Data items:
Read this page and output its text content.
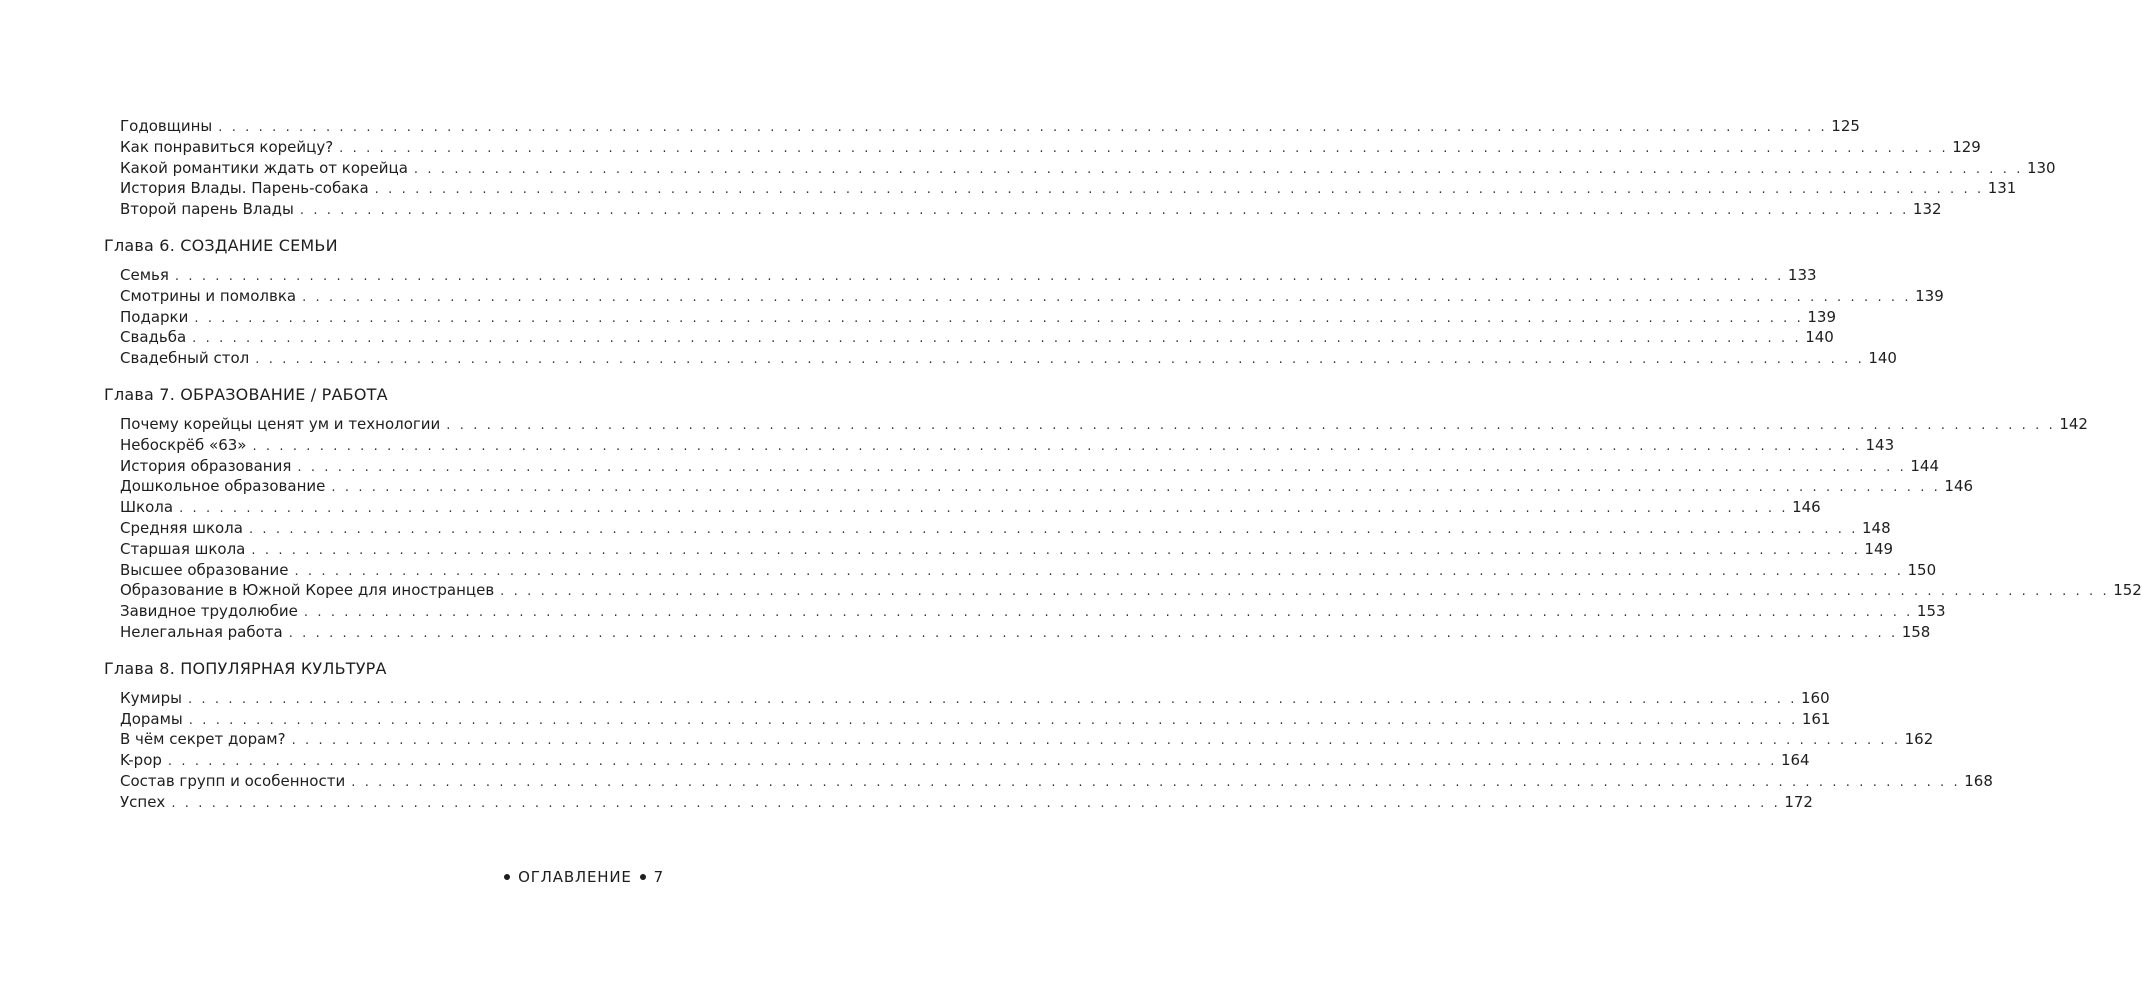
Годовщины . . . . . . . . . . . . . . . . . . . . . . . . . . . . . . . . . . . . . . . . . . . . . . . . . . . . . . . . . . . . . . . . . . . . . . . . . . . . . . . . . . . . . . . . . . . . . . . . . . . . . . . . . . . . . . . . . . . . . . . . 125
Как понравиться корейцу? . . . . . . . . . . . . . . . . . . . . . . . . . . . . . . . . . . . . . . . . . . . . . . . . . . . . . . . . . . . . . . . . . . . . . . . . . . . . . . . . . . . . . . . . . . . . . . . . . . . . . . . . . . . . . . . . . . . . . . . . 129
Какой романтики ждать от корейца . . . . . . . . . . . . . . . . . . . . . . . . . . . . . . . . . . . . . . . . . . . . . . . . . . . . . . . . . . . . . . . . . . . . . . . . . . . . . . . . . . . . . . . . . . . . . . . . . . . . . . . . . . . . . . . . . . . . . . . . 130
История Влады. Парень-собака . . . . . . . . . . . . . . . . . . . . . . . . . . . . . . . . . . . . . . . . . . . . . . . . . . . . . . . . . . . . . . . . . . . . . . . . . . . . . . . . . . . . . . . . . . . . . . . . . . . . . . . . . . . . . . . . . . . . . . . . 131
Второй парень Влады . . . . . . . . . . . . . . . . . . . . . . . . . . . . . . . . . . . . . . . . . . . . . . . . . . . . . . . . . . . . . . . . . . . . . . . . . . . . . . . . . . . . . . . . . . . . . . . . . . . . . . . . . . . . . . . . . . . . . . . . 132
Глава 6. СОЗДАНИЕ СЕМЬИ
Семья . . . . . . . . . . . . . . . . . . . . . . . . . . . . . . . . . . . . . . . . . . . . . . . . . . . . . . . . . . . . . . . . . . . . . . . . . . . . . . . . . . . . . . . . . . . . . . . . . . . . . . . . . . . . . . . . . . . . . . . . 133
Смотрины и помолвка . . . . . . . . . . . . . . . . . . . . . . . . . . . . . . . . . . . . . . . . . . . . . . . . . . . . . . . . . . . . . . . . . . . . . . . . . . . . . . . . . . . . . . . . . . . . . . . . . . . . . . . . . . . . . . . . . . . . . . . . 139
Подарки . . . . . . . . . . . . . . . . . . . . . . . . . . . . . . . . . . . . . . . . . . . . . . . . . . . . . . . . . . . . . . . . . . . . . . . . . . . . . . . . . . . . . . . . . . . . . . . . . . . . . . . . . . . . . . . . . . . . . . . . 139
Свадьба . . . . . . . . . . . . . . . . . . . . . . . . . . . . . . . . . . . . . . . . . . . . . . . . . . . . . . . . . . . . . . . . . . . . . . . . . . . . . . . . . . . . . . . . . . . . . . . . . . . . . . . . . . . . . . . . . . . . . . . . 140
Свадебный стол . . . . . . . . . . . . . . . . . . . . . . . . . . . . . . . . . . . . . . . . . . . . . . . . . . . . . . . . . . . . . . . . . . . . . . . . . . . . . . . . . . . . . . . . . . . . . . . . . . . . . . . . . . . . . . . . . . . . . . . . 140
Глава 7. ОБРАЗОВАНИЕ / РАБОТА
Почему корейцы ценят ум и технологии . . . . . . . . . . . . . . . . . . . . . . . . . . . . . . . . . . . . . . . . . . . . . . . . . . . . . . . . . . . . . . . . . . . . . . . . . . . . . . . . . . . . . . . . . . . . . . . . . . . . . . . . . . . . . . . . . . . . . . . . 142
Небоскрёб «63» . . . . . . . . . . . . . . . . . . . . . . . . . . . . . . . . . . . . . . . . . . . . . . . . . . . . . . . . . . . . . . . . . . . . . . . . . . . . . . . . . . . . . . . . . . . . . . . . . . . . . . . . . . . . . . . . . . . . . . . . 143
История образования . . . . . . . . . . . . . . . . . . . . . . . . . . . . . . . . . . . . . . . . . . . . . . . . . . . . . . . . . . . . . . . . . . . . . . . . . . . . . . . . . . . . . . . . . . . . . . . . . . . . . . . . . . . . . . . . . . . . . . . . 144
Дошкольное образование . . . . . . . . . . . . . . . . . . . . . . . . . . . . . . . . . . . . . . . . . . . . . . . . . . . . . . . . . . . . . . . . . . . . . . . . . . . . . . . . . . . . . . . . . . . . . . . . . . . . . . . . . . . . . . . . . . . . . . . . 146
Школа . . . . . . . . . . . . . . . . . . . . . . . . . . . . . . . . . . . . . . . . . . . . . . . . . . . . . . . . . . . . . . . . . . . . . . . . . . . . . . . . . . . . . . . . . . . . . . . . . . . . . . . . . . . . . . . . . . . . . . . . 146
Средняя школа . . . . . . . . . . . . . . . . . . . . . . . . . . . . . . . . . . . . . . . . . . . . . . . . . . . . . . . . . . . . . . . . . . . . . . . . . . . . . . . . . . . . . . . . . . . . . . . . . . . . . . . . . . . . . . . . . . . . . . . . 148
Старшая школа . . . . . . . . . . . . . . . . . . . . . . . . . . . . . . . . . . . . . . . . . . . . . . . . . . . . . . . . . . . . . . . . . . . . . . . . . . . . . . . . . . . . . . . . . . . . . . . . . . . . . . . . . . . . . . . . . . . . . . . . 149
Высшее образование . . . . . . . . . . . . . . . . . . . . . . . . . . . . . . . . . . . . . . . . . . . . . . . . . . . . . . . . . . . . . . . . . . . . . . . . . . . . . . . . . . . . . . . . . . . . . . . . . . . . . . . . . . . . . . . . . . . . . . . . 150
Образование в Южной Корее для иностранцев . . . . . . . . . . . . . . . . . . . . . . . . . . . . . . . . . . . . . . . . . . . . . . . . . . . . . . . . . . . . . . . . . . . . . . . . . . . . . . . . . . . . . . . . . . . . . . . . . . . . . . . . . . . . . . . . . . . . . . . . 152
Завидное трудолюбие . . . . . . . . . . . . . . . . . . . . . . . . . . . . . . . . . . . . . . . . . . . . . . . . . . . . . . . . . . . . . . . . . . . . . . . . . . . . . . . . . . . . . . . . . . . . . . . . . . . . . . . . . . . . . . . . . . . . . . . . 153
Нелегальная работа . . . . . . . . . . . . . . . . . . . . . . . . . . . . . . . . . . . . . . . . . . . . . . . . . . . . . . . . . . . . . . . . . . . . . . . . . . . . . . . . . . . . . . . . . . . . . . . . . . . . . . . . . . . . . . . . . . . . . . . . 158
Глава 8. ПОПУЛЯРНАЯ КУЛЬТУРА
Кумиры . . . . . . . . . . . . . . . . . . . . . . . . . . . . . . . . . . . . . . . . . . . . . . . . . . . . . . . . . . . . . . . . . . . . . . . . . . . . . . . . . . . . . . . . . . . . . . . . . . . . . . . . . . . . . . . . . . . . . . . . 160
Дорамы . . . . . . . . . . . . . . . . . . . . . . . . . . . . . . . . . . . . . . . . . . . . . . . . . . . . . . . . . . . . . . . . . . . . . . . . . . . . . . . . . . . . . . . . . . . . . . . . . . . . . . . . . . . . . . . . . . . . . . . . 161
В чём секрет дорам? . . . . . . . . . . . . . . . . . . . . . . . . . . . . . . . . . . . . . . . . . . . . . . . . . . . . . . . . . . . . . . . . . . . . . . . . . . . . . . . . . . . . . . . . . . . . . . . . . . . . . . . . . . . . . . . . . . . . . . . . 162
K-pop . . . . . . . . . . . . . . . . . . . . . . . . . . . . . . . . . . . . . . . . . . . . . . . . . . . . . . . . . . . . . . . . . . . . . . . . . . . . . . . . . . . . . . . . . . . . . . . . . . . . . . . . . . . . . . . . . . . . . . . . 164
Состав групп и особенности . . . . . . . . . . . . . . . . . . . . . . . . . . . . . . . . . . . . . . . . . . . . . . . . . . . . . . . . . . . . . . . . . . . . . . . . . . . . . . . . . . . . . . . . . . . . . . . . . . . . . . . . . . . . . . . . . . . . . . . . 168
Успех . . . . . . . . . . . . . . . . . . . . . . . . . . . . . . . . . . . . . . . . . . . . . . . . . . . . . . . . . . . . . . . . . . . . . . . . . . . . . . . . . . . . . . . . . . . . . . . . . . . . . . . . . . . . . . . . . . . . . . . . 172
ОГЛАВЛЕНИЕ 7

• _EXERCISE BRIEF_: Of the lines in the records, how many contain the word "История"? Answer with the number and nothing else.

• _IN RESPONSE_: 2